EXERCISE GOAL: Change "rain-cloud-icon" to "weather-icon" in the data from the line with "- distance-unit: km: [239, 1616, 278, 1647]" to the line with "- battery-icon: 77: [902, 54, 968, 88]", and reproduce only those lines with everything else unchanged.

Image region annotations
■ ■ ■ ■ ■ ■ ■

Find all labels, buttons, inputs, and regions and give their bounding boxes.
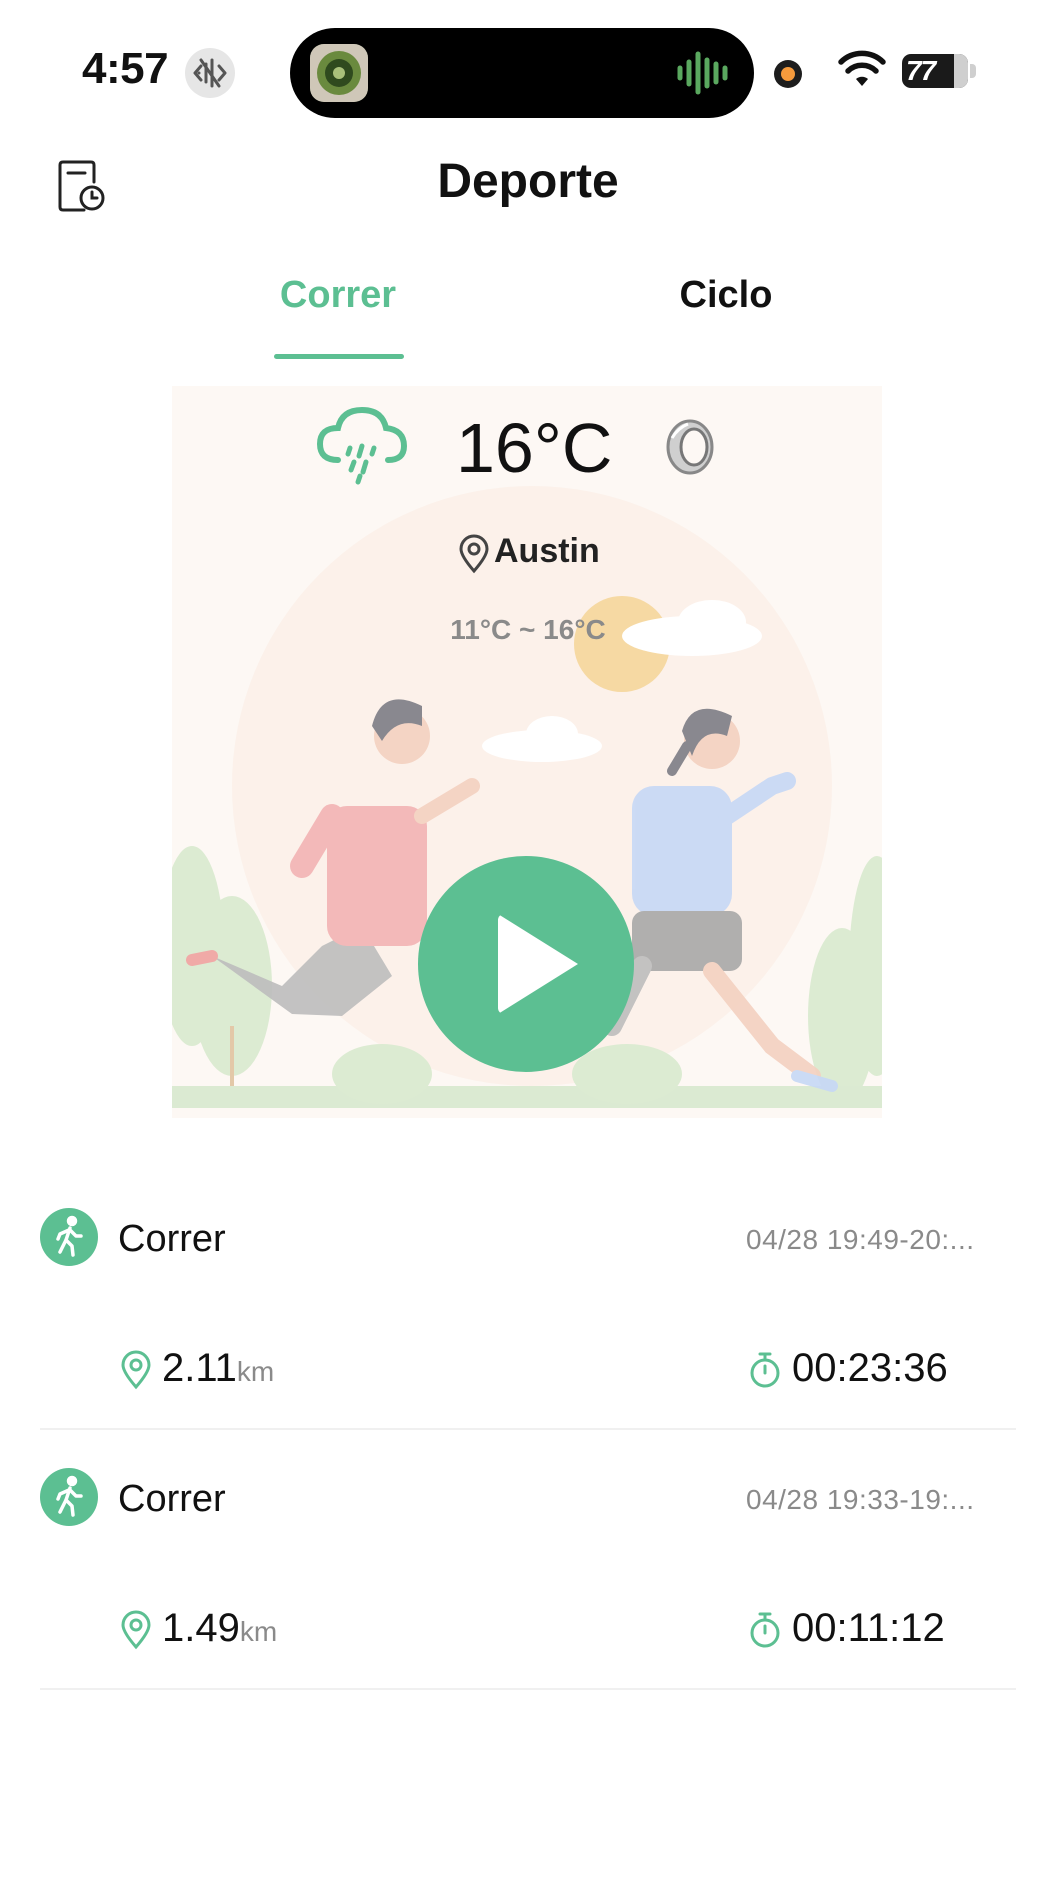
- distance-unit: km: [239, 1616, 278, 1647]
- stopwatch-icon: [748, 1610, 782, 1655]
- activity-date: 04/28 19:33-19:...: [746, 1484, 975, 1515]
- page-title: Deporte: [437, 155, 619, 208]
- list-divider: [40, 1428, 1016, 1430]
- distance-pin-icon: [120, 1610, 152, 1655]
- running-icon: [40, 1208, 98, 1266]
- now-playing-artwork-icon: [310, 44, 368, 102]
- rain-cloud-icon: [316, 404, 408, 493]
- activity-date: 04/28 19:49-20:...: [746, 1224, 975, 1255]
- play-icon: [498, 914, 578, 1014]
- battery-tip: [970, 64, 976, 78]
- tab-ciclo[interactable]: Ciclo: [576, 274, 876, 317]
- wifi-icon: [838, 50, 886, 95]
- temperature-range: 11°C ~ 16°C: [450, 614, 606, 645]
- distance-value: 1.49: [162, 1606, 240, 1650]
- activity-distance: 2.11km: [162, 1346, 274, 1391]
- sound-wave-icon: [676, 50, 732, 101]
- location-city: Austin: [494, 532, 600, 570]
- status-time: 4:57: [82, 44, 169, 93]
- activity-duration: 00:23:36: [792, 1346, 948, 1390]
- location-pin-icon: [458, 534, 490, 579]
- distance-value: 2.11: [162, 1346, 237, 1390]
- activity-duration: 00:11:12: [792, 1606, 945, 1650]
- start-workout-button[interactable]: [418, 856, 634, 1072]
- smart-ring-icon[interactable]: [664, 418, 716, 481]
- tab-correr[interactable]: Correr: [188, 274, 488, 317]
- current-temperature: 16°C: [456, 409, 613, 487]
- distance-unit: km: [236, 1356, 275, 1387]
- battery-icon: 77: [902, 54, 968, 88]
- activity-distance: 1.49km: [162, 1606, 277, 1651]
- activity-name: Correr: [118, 1218, 226, 1260]
- battery-level: 77: [906, 55, 936, 86]
- activity-name: Correr: [118, 1478, 226, 1520]
- stopwatch-icon: [748, 1350, 782, 1395]
- running-icon: [40, 1468, 98, 1526]
- distance-pin-icon: [120, 1350, 152, 1395]
- active-tab-indicator: [274, 354, 404, 359]
- mute-icon: [185, 48, 235, 98]
- list-divider: [40, 1688, 1016, 1690]
- recording-dot-center: [781, 67, 795, 81]
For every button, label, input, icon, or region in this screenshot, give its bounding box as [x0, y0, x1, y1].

■ ■ ■ ■ ■ ■ ■

PROBLEM SOLUTION:
- distance-unit: km: [239, 1616, 278, 1647]
- stopwatch-icon: [748, 1610, 782, 1655]
- activity-date: 04/28 19:33-19:...: [746, 1484, 975, 1515]
- page-title: Deporte: [437, 155, 619, 208]
- list-divider: [40, 1428, 1016, 1430]
- distance-pin-icon: [120, 1610, 152, 1655]
- running-icon: [40, 1208, 98, 1266]
- now-playing-artwork-icon: [310, 44, 368, 102]
- weather-icon: [316, 404, 408, 493]
- activity-date: 04/28 19:49-20:...: [746, 1224, 975, 1255]
- play-icon: [498, 914, 578, 1014]
- battery-tip: [970, 64, 976, 78]
- tab-ciclo[interactable]: Ciclo: [576, 274, 876, 317]
- wifi-icon: [838, 50, 886, 95]
- temperature-range: 11°C ~ 16°C: [450, 614, 606, 645]
- distance-value: 1.49: [162, 1606, 240, 1650]
- activity-distance: 2.11km: [162, 1346, 274, 1391]
- sound-wave-icon: [676, 50, 732, 101]
- location-city: Austin: [494, 532, 600, 570]
- status-time: 4:57: [82, 44, 169, 93]
- activity-duration: 00:23:36: [792, 1346, 948, 1390]
- location-pin-icon: [458, 534, 490, 579]
- distance-value: 2.11: [162, 1346, 237, 1390]
- activity-duration: 00:11:12: [792, 1606, 945, 1650]
- start-workout-button[interactable]: [418, 856, 634, 1072]
- smart-ring-icon[interactable]: [664, 418, 716, 481]
- tab-correr[interactable]: Correr: [188, 274, 488, 317]
- current-temperature: 16°C: [456, 409, 613, 487]
- distance-unit: km: [236, 1356, 275, 1387]
- battery-icon: 77: [902, 54, 968, 88]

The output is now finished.